Collect all lines from the listing that include the string "value".
* Begin DATASET *
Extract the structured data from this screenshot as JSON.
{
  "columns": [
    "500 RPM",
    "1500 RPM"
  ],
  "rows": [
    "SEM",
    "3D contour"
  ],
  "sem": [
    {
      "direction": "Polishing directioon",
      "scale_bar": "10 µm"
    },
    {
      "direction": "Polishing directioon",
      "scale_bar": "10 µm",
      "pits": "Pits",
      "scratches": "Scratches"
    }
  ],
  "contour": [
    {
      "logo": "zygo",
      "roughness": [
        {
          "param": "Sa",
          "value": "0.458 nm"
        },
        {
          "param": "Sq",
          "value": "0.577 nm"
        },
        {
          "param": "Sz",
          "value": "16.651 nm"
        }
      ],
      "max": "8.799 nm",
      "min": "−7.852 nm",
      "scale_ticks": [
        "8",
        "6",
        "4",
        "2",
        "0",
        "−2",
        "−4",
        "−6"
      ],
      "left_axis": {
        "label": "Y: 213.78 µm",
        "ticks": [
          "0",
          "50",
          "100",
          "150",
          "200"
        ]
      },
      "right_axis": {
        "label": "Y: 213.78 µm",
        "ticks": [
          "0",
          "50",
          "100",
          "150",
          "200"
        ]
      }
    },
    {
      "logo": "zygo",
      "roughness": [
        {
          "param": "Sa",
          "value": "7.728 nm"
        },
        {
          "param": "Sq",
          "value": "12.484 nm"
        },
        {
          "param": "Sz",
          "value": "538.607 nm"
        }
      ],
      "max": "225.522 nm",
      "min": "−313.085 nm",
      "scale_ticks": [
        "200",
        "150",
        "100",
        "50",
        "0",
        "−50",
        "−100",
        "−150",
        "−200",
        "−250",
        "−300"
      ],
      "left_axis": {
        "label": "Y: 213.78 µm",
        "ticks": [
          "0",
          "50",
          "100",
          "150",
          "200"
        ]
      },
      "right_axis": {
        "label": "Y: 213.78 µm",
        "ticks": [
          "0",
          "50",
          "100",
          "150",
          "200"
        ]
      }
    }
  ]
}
* End DATASET *
FINISHED ANSWER |
          "value": "0.458 nm"
          "value": "0.577 nm"
          "value": "16.651 nm"
          "value": "7.728 nm"
          "value": "12.484 nm"
          "value": "538.607 nm"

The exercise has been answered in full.